Nothing in the data should change when you return it, but leave the pictures out.

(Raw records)
* * * * * * * * *
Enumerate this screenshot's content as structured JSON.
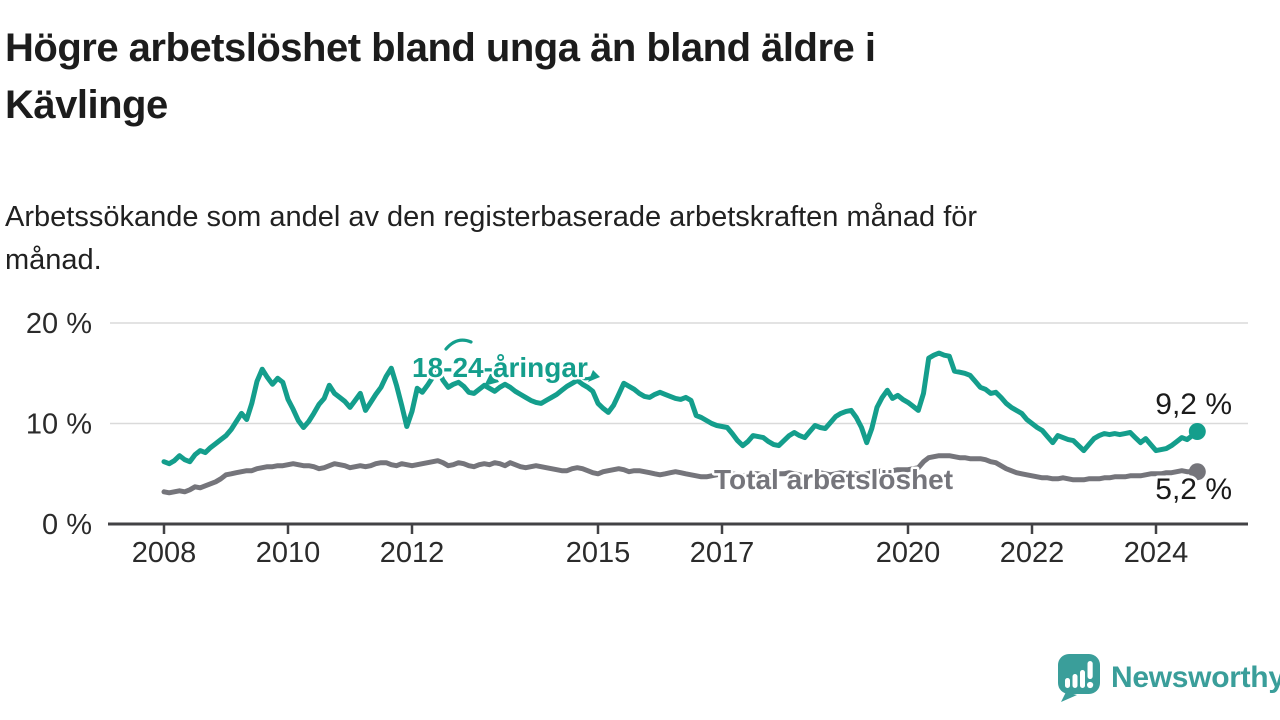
{
  "chart_data": {
    "type": "line",
    "title": "Högre arbetslöshet bland unga än bland äldre i Kävlinge",
    "title_lines": [
      "Högre arbetslöshet bland unga än bland äldre i",
      "Kävlinge"
    ],
    "subtitle": "Arbetssökande som andel av den registerbaserade arbetskraften månad för månad.",
    "subtitle_lines": [
      "Arbetssökande som andel av den registerbaserade arbetskraften månad för",
      "månad."
    ],
    "unit": "%",
    "x_start_year": 2008,
    "months_per_point": 1,
    "x_ticks": [
      "2008",
      "2010",
      "2012",
      "2015",
      "2017",
      "2020",
      "2022",
      "2024"
    ],
    "y_ticks": [
      {
        "label": "0 %",
        "value": 0
      },
      {
        "label": "10 %",
        "value": 10
      },
      {
        "label": "20 %",
        "value": 20
      }
    ],
    "ylim": [
      0,
      21
    ],
    "grid": "horizontal",
    "legend_position": "inline-labels",
    "series": [
      {
        "name": "18-24-åringar",
        "color": "#149e8c",
        "end_label": "9,2 %",
        "end_value": 9.2,
        "values": [
          6.2,
          6.0,
          6.3,
          6.8,
          6.4,
          6.2,
          6.9,
          7.3,
          7.1,
          7.6,
          8.0,
          8.4,
          8.8,
          9.4,
          10.2,
          11.0,
          10.4,
          12.0,
          14.2,
          15.4,
          14.6,
          13.9,
          14.5,
          14.1,
          12.4,
          11.4,
          10.3,
          9.6,
          10.2,
          11.0,
          11.9,
          12.5,
          13.8,
          13.0,
          12.6,
          12.2,
          11.6,
          12.3,
          13.0,
          11.3,
          12.1,
          12.9,
          13.6,
          14.7,
          15.5,
          13.8,
          11.8,
          9.7,
          11.2,
          13.5,
          13.1,
          13.8,
          14.6,
          15.4,
          14.3,
          13.6,
          13.9,
          14.1,
          13.7,
          13.1,
          13.0,
          13.4,
          13.8,
          13.5,
          13.2,
          13.6,
          13.9,
          13.6,
          13.2,
          12.9,
          12.6,
          12.3,
          12.1,
          12.0,
          12.3,
          12.6,
          12.9,
          13.3,
          13.7,
          14.0,
          14.3,
          13.9,
          13.6,
          13.2,
          12.0,
          11.5,
          11.1,
          11.8,
          12.9,
          14.0,
          13.7,
          13.4,
          13.0,
          12.7,
          12.6,
          12.9,
          13.1,
          12.9,
          12.7,
          12.5,
          12.4,
          12.6,
          12.3,
          10.8,
          10.6,
          10.3,
          10.0,
          9.8,
          9.7,
          9.6,
          9.0,
          8.3,
          7.8,
          8.2,
          8.8,
          8.7,
          8.6,
          8.2,
          7.9,
          7.8,
          8.3,
          8.8,
          9.1,
          8.8,
          8.6,
          9.2,
          9.8,
          9.6,
          9.5,
          10.1,
          10.7,
          11.0,
          11.2,
          11.3,
          10.6,
          9.6,
          8.1,
          9.5,
          11.6,
          12.6,
          13.3,
          12.5,
          12.8,
          12.4,
          12.1,
          11.7,
          11.3,
          13.0,
          16.5,
          16.8,
          17.0,
          16.8,
          16.7,
          15.2,
          15.1,
          15.0,
          14.8,
          14.2,
          13.6,
          13.4,
          13.0,
          13.1,
          12.6,
          12.0,
          11.6,
          11.3,
          11.0,
          10.4,
          10.0,
          9.6,
          9.3,
          8.7,
          8.1,
          8.8,
          8.6,
          8.4,
          8.3,
          7.8,
          7.3,
          7.9,
          8.5,
          8.8,
          9.0,
          8.9,
          9.0,
          8.9,
          9.0,
          9.1,
          8.6,
          8.1,
          8.5,
          7.9,
          7.3,
          7.4,
          7.5,
          7.8,
          8.2,
          8.6,
          8.4,
          8.8,
          9.2
        ]
      },
      {
        "name": "Total arbetslöshet",
        "color": "#75757b",
        "end_label": "5,2 %",
        "end_value": 5.2,
        "values": [
          3.2,
          3.1,
          3.2,
          3.3,
          3.2,
          3.4,
          3.7,
          3.6,
          3.8,
          4.0,
          4.2,
          4.5,
          4.9,
          5.0,
          5.1,
          5.2,
          5.3,
          5.3,
          5.5,
          5.6,
          5.7,
          5.7,
          5.8,
          5.8,
          5.9,
          6.0,
          5.9,
          5.8,
          5.8,
          5.7,
          5.5,
          5.6,
          5.8,
          6.0,
          5.9,
          5.8,
          5.6,
          5.7,
          5.8,
          5.7,
          5.8,
          6.0,
          6.1,
          6.1,
          5.9,
          5.8,
          6.0,
          5.9,
          5.8,
          5.9,
          6.0,
          6.1,
          6.2,
          6.3,
          6.1,
          5.8,
          5.9,
          6.1,
          6.0,
          5.8,
          5.7,
          5.9,
          6.0,
          5.9,
          6.1,
          6.0,
          5.8,
          6.1,
          5.9,
          5.7,
          5.6,
          5.7,
          5.8,
          5.7,
          5.6,
          5.5,
          5.4,
          5.3,
          5.3,
          5.5,
          5.6,
          5.5,
          5.3,
          5.1,
          5.0,
          5.2,
          5.3,
          5.4,
          5.5,
          5.4,
          5.2,
          5.3,
          5.3,
          5.2,
          5.1,
          5.0,
          4.9,
          5.0,
          5.1,
          5.2,
          5.1,
          5.0,
          4.9,
          4.8,
          4.7,
          4.7,
          4.8,
          4.9,
          5.0,
          5.1,
          5.0,
          4.9,
          4.8,
          4.9,
          5.0,
          5.0,
          4.9,
          4.8,
          4.9,
          5.0,
          5.0,
          5.1,
          5.0,
          4.9,
          4.8,
          4.9,
          5.0,
          5.1,
          5.0,
          4.9,
          5.0,
          5.1,
          5.0,
          5.1,
          5.0,
          4.9,
          5.0,
          5.1,
          5.2,
          5.3,
          5.2,
          5.3,
          5.4,
          5.4,
          5.4,
          5.5,
          5.6,
          6.2,
          6.6,
          6.7,
          6.8,
          6.8,
          6.8,
          6.7,
          6.6,
          6.6,
          6.5,
          6.5,
          6.5,
          6.4,
          6.2,
          6.1,
          5.8,
          5.5,
          5.3,
          5.1,
          5.0,
          4.9,
          4.8,
          4.7,
          4.6,
          4.6,
          4.5,
          4.5,
          4.6,
          4.5,
          4.4,
          4.4,
          4.4,
          4.5,
          4.5,
          4.5,
          4.6,
          4.6,
          4.7,
          4.7,
          4.7,
          4.8,
          4.8,
          4.8,
          4.9,
          5.0,
          5.0,
          5.0,
          5.1,
          5.1,
          5.2,
          5.3,
          5.2,
          5.2,
          5.2
        ]
      }
    ]
  },
  "colors": {
    "young_series": "#149e8c",
    "total_series": "#75757b",
    "gridline": "#dadada",
    "axis": "#424245",
    "text": "#1c1c1c"
  },
  "branding": {
    "logo_text": "Newsworthy",
    "logo_color": "#3a9e9a"
  }
}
* * * * * * * * *
Correct output
Enumerate this screenshot's content as structured JSON.
{
  "chart_data": {
    "type": "line",
    "title": "Högre arbetslöshet bland unga än bland äldre i Kävlinge",
    "title_lines": [
      "Högre arbetslöshet bland unga än bland äldre i",
      "Kävlinge"
    ],
    "subtitle": "Arbetssökande som andel av den registerbaserade arbetskraften månad för månad.",
    "subtitle_lines": [
      "Arbetssökande som andel av den registerbaserade arbetskraften månad för",
      "månad."
    ],
    "unit": "%",
    "x_start_year": 2008,
    "months_per_point": 1,
    "x_ticks": [
      "2008",
      "2010",
      "2012",
      "2015",
      "2017",
      "2020",
      "2022",
      "2024"
    ],
    "y_ticks": [
      {
        "label": "0 %",
        "value": 0
      },
      {
        "label": "10 %",
        "value": 10
      },
      {
        "label": "20 %",
        "value": 20
      }
    ],
    "ylim": [
      0,
      21
    ],
    "grid": "horizontal",
    "legend_position": "inline-labels",
    "series": [
      {
        "name": "18-24-åringar",
        "color": "#149e8c",
        "end_label": "9,2 %",
        "end_value": 9.2,
        "values": [
          6.2,
          6.0,
          6.3,
          6.8,
          6.4,
          6.2,
          6.9,
          7.3,
          7.1,
          7.6,
          8.0,
          8.4,
          8.8,
          9.4,
          10.2,
          11.0,
          10.4,
          12.0,
          14.2,
          15.4,
          14.6,
          13.9,
          14.5,
          14.1,
          12.4,
          11.4,
          10.3,
          9.6,
          10.2,
          11.0,
          11.9,
          12.5,
          13.8,
          13.0,
          12.6,
          12.2,
          11.6,
          12.3,
          13.0,
          11.3,
          12.1,
          12.9,
          13.6,
          14.7,
          15.5,
          13.8,
          11.8,
          9.7,
          11.2,
          13.5,
          13.1,
          13.8,
          14.6,
          15.4,
          14.3,
          13.6,
          13.9,
          14.1,
          13.7,
          13.1,
          13.0,
          13.4,
          13.8,
          13.5,
          13.2,
          13.6,
          13.9,
          13.6,
          13.2,
          12.9,
          12.6,
          12.3,
          12.1,
          12.0,
          12.3,
          12.6,
          12.9,
          13.3,
          13.7,
          14.0,
          14.3,
          13.9,
          13.6,
          13.2,
          12.0,
          11.5,
          11.1,
          11.8,
          12.9,
          14.0,
          13.7,
          13.4,
          13.0,
          12.7,
          12.6,
          12.9,
          13.1,
          12.9,
          12.7,
          12.5,
          12.4,
          12.6,
          12.3,
          10.8,
          10.6,
          10.3,
          10.0,
          9.8,
          9.7,
          9.6,
          9.0,
          8.3,
          7.8,
          8.2,
          8.8,
          8.7,
          8.6,
          8.2,
          7.9,
          7.8,
          8.3,
          8.8,
          9.1,
          8.8,
          8.6,
          9.2,
          9.8,
          9.6,
          9.5,
          10.1,
          10.7,
          11.0,
          11.2,
          11.3,
          10.6,
          9.6,
          8.1,
          9.5,
          11.6,
          12.6,
          13.3,
          12.5,
          12.8,
          12.4,
          12.1,
          11.7,
          11.3,
          13.0,
          16.5,
          16.8,
          17.0,
          16.8,
          16.7,
          15.2,
          15.1,
          15.0,
          14.8,
          14.2,
          13.6,
          13.4,
          13.0,
          13.1,
          12.6,
          12.0,
          11.6,
          11.3,
          11.0,
          10.4,
          10.0,
          9.6,
          9.3,
          8.7,
          8.1,
          8.8,
          8.6,
          8.4,
          8.3,
          7.8,
          7.3,
          7.9,
          8.5,
          8.8,
          9.0,
          8.9,
          9.0,
          8.9,
          9.0,
          9.1,
          8.6,
          8.1,
          8.5,
          7.9,
          7.3,
          7.4,
          7.5,
          7.8,
          8.2,
          8.6,
          8.4,
          8.8,
          9.2
        ]
      },
      {
        "name": "Total arbetslöshet",
        "color": "#75757b",
        "end_label": "5,2 %",
        "end_value": 5.2,
        "values": [
          3.2,
          3.1,
          3.2,
          3.3,
          3.2,
          3.4,
          3.7,
          3.6,
          3.8,
          4.0,
          4.2,
          4.5,
          4.9,
          5.0,
          5.1,
          5.2,
          5.3,
          5.3,
          5.5,
          5.6,
          5.7,
          5.7,
          5.8,
          5.8,
          5.9,
          6.0,
          5.9,
          5.8,
          5.8,
          5.7,
          5.5,
          5.6,
          5.8,
          6.0,
          5.9,
          5.8,
          5.6,
          5.7,
          5.8,
          5.7,
          5.8,
          6.0,
          6.1,
          6.1,
          5.9,
          5.8,
          6.0,
          5.9,
          5.8,
          5.9,
          6.0,
          6.1,
          6.2,
          6.3,
          6.1,
          5.8,
          5.9,
          6.1,
          6.0,
          5.8,
          5.7,
          5.9,
          6.0,
          5.9,
          6.1,
          6.0,
          5.8,
          6.1,
          5.9,
          5.7,
          5.6,
          5.7,
          5.8,
          5.7,
          5.6,
          5.5,
          5.4,
          5.3,
          5.3,
          5.5,
          5.6,
          5.5,
          5.3,
          5.1,
          5.0,
          5.2,
          5.3,
          5.4,
          5.5,
          5.4,
          5.2,
          5.3,
          5.3,
          5.2,
          5.1,
          5.0,
          4.9,
          5.0,
          5.1,
          5.2,
          5.1,
          5.0,
          4.9,
          4.8,
          4.7,
          4.7,
          4.8,
          4.9,
          5.0,
          5.1,
          5.0,
          4.9,
          4.8,
          4.9,
          5.0,
          5.0,
          4.9,
          4.8,
          4.9,
          5.0,
          5.0,
          5.1,
          5.0,
          4.9,
          4.8,
          4.9,
          5.0,
          5.1,
          5.0,
          4.9,
          5.0,
          5.1,
          5.0,
          5.1,
          5.0,
          4.9,
          5.0,
          5.1,
          5.2,
          5.3,
          5.2,
          5.3,
          5.4,
          5.4,
          5.4,
          5.5,
          5.6,
          6.2,
          6.6,
          6.7,
          6.8,
          6.8,
          6.8,
          6.7,
          6.6,
          6.6,
          6.5,
          6.5,
          6.5,
          6.4,
          6.2,
          6.1,
          5.8,
          5.5,
          5.3,
          5.1,
          5.0,
          4.9,
          4.8,
          4.7,
          4.6,
          4.6,
          4.5,
          4.5,
          4.6,
          4.5,
          4.4,
          4.4,
          4.4,
          4.5,
          4.5,
          4.5,
          4.6,
          4.6,
          4.7,
          4.7,
          4.7,
          4.8,
          4.8,
          4.8,
          4.9,
          5.0,
          5.0,
          5.0,
          5.1,
          5.1,
          5.2,
          5.3,
          5.2,
          5.2,
          5.2
        ]
      }
    ]
  },
  "colors": {
    "young_series": "#149e8c",
    "total_series": "#75757b",
    "gridline": "#dadada",
    "axis": "#424245",
    "text": "#1c1c1c"
  },
  "branding": {
    "logo_text": "Newsworthy",
    "logo_color": "#3a9e9a"
  }
}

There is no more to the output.